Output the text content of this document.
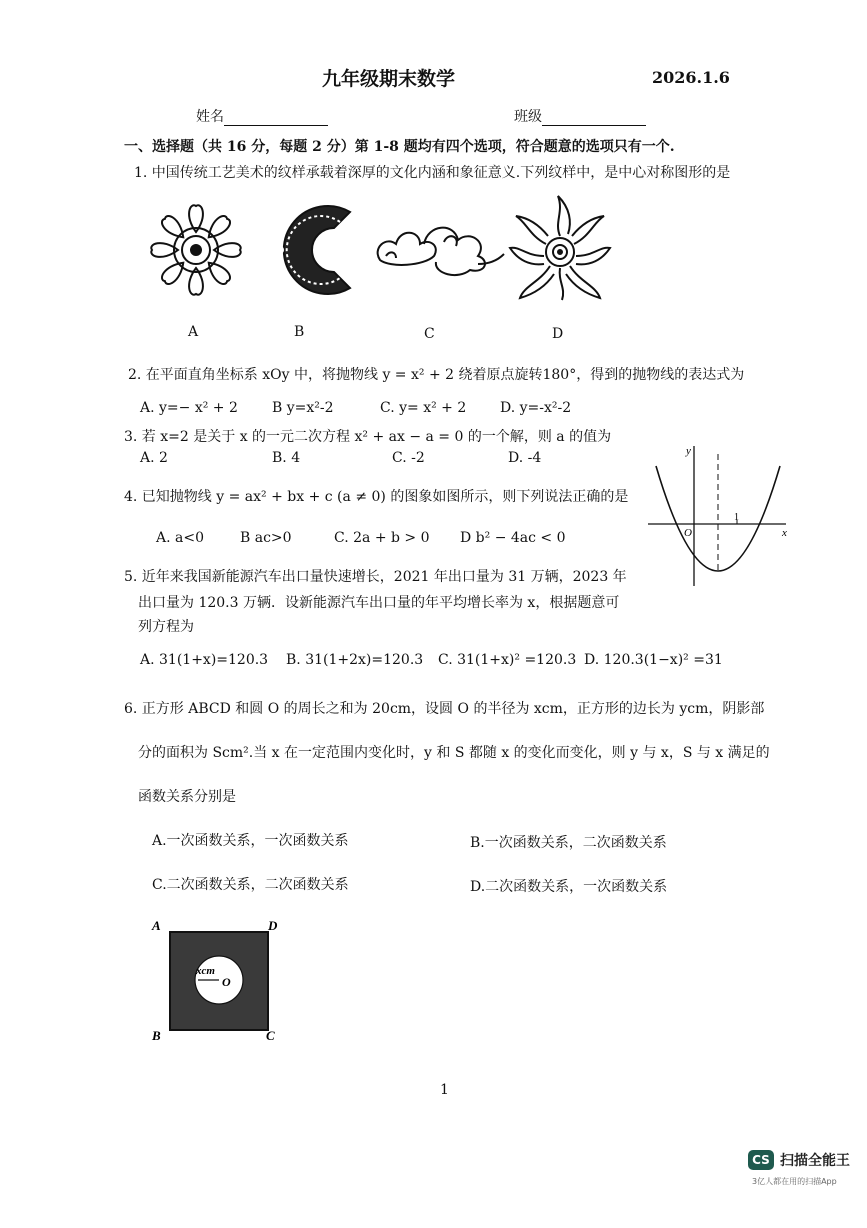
九年级期末数学	2026.1.6
姓名	班级
一、选择题（共 16 分，每题 2 分）第 1-8 题均有四个选项，符合题意的选项只有一个.
1. 中国传统工艺美术的纹样承载着深厚的文化内涵和象征意义.下列纹样中，是中心对称图形的是
A	B	C	D
2. 在平面直角坐标系 xOy 中，将抛物线 y = x² + 2 绕着原点旋转180°，得到的抛物线的表达式为
A. y=− x² + 2 B y=x²-2	C. y= x² + 2 D. y=-x²-2
3. 若 x=2 是关于 x 的一元二次方程 x² + ax − a = 0 的一个解，则 a 的值为
A. 2	B. 4	C. -2	D. -4
4. 已知抛物线 y = ax² + bx + c (a ≠ 0) 的图象如图所示，则下列说法正确的是
A. a<0	B ac>0	C. 2a + b > 0 D b² − 4ac < 0
y
x
O
1
5. 近年来我国新能源汽车出口量快速增长，2021 年出口量为 31 万辆，2023 年
出口量为 120.3 万辆．设新能源汽车出口量的年平均增长率为 x，根据题意可
列方程为
A. 31(1+x)=120.3 B. 31(1+2x)=120.3 C. 31(1+x)² =120.3 D. 120.3(1−x)² =31
6. 正方形 ABCD 和圆 O 的周长之和为 20cm，设圆 O 的半径为 xcm，正方形的边长为 ycm，阴影部
分的面积为 Scm².当 x 在一定范围内变化时，y 和 S 都随 x 的变化而变化，则 y 与 x，S 与 x 满足的
函数关系分别是
A.一次函数关系，一次函数关系	B.一次函数关系，二次函数关系
C.二次函数关系，二次函数关系	D.二次函数关系，一次函数关系
A	D
B	C
xcm
O
1
CS 扫描全能王
3亿人都在用的扫描App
::::
Exercise -> Write out every record above exactly as it stands, but leave out the pictures.

Answer to the task ->
Output the text content of this document.
九年级期末数学	2026.1.6
姓名	班级
一、选择题（共 16 分，每题 2 分）第 1-8 题均有四个选项，符合题意的选项只有一个.
1. 中国传统工艺美术的纹样承载着深厚的文化内涵和象征意义.下列纹样中，是中心对称图形的是
A	B	C	D
2. 在平面直角坐标系 xOy 中，将抛物线 y = x² + 2 绕着原点旋转180°，得到的抛物线的表达式为
A. y=− x² + 2 B y=x²-2	C. y= x² + 2 D. y=-x²-2
3. 若 x=2 是关于 x 的一元二次方程 x² + ax − a = 0 的一个解，则 a 的值为
A. 2	B. 4	C. -2	D. -4
4. 已知抛物线 y = ax² + bx + c (a ≠ 0) 的图象如图所示，则下列说法正确的是
A. a<0	B ac>0	C. 2a + b > 0 D b² − 4ac < 0
y
x
O
1
5. 近年来我国新能源汽车出口量快速增长，2021 年出口量为 31 万辆，2023 年
出口量为 120.3 万辆．设新能源汽车出口量的年平均增长率为 x，根据题意可
列方程为
A. 31(1+x)=120.3 B. 31(1+2x)=120.3 C. 31(1+x)² =120.3 D. 120.3(1−x)² =31
6. 正方形 ABCD 和圆 O 的周长之和为 20cm，设圆 O 的半径为 xcm，正方形的边长为 ycm，阴影部
分的面积为 Scm².当 x 在一定范围内变化时，y 和 S 都随 x 的变化而变化，则 y 与 x，S 与 x 满足的
函数关系分别是
A.一次函数关系，一次函数关系	B.一次函数关系，二次函数关系
C.二次函数关系，二次函数关系	D.二次函数关系，一次函数关系
A	D
B	C
xcm
O
1
CS 扫描全能王
3亿人都在用的扫描App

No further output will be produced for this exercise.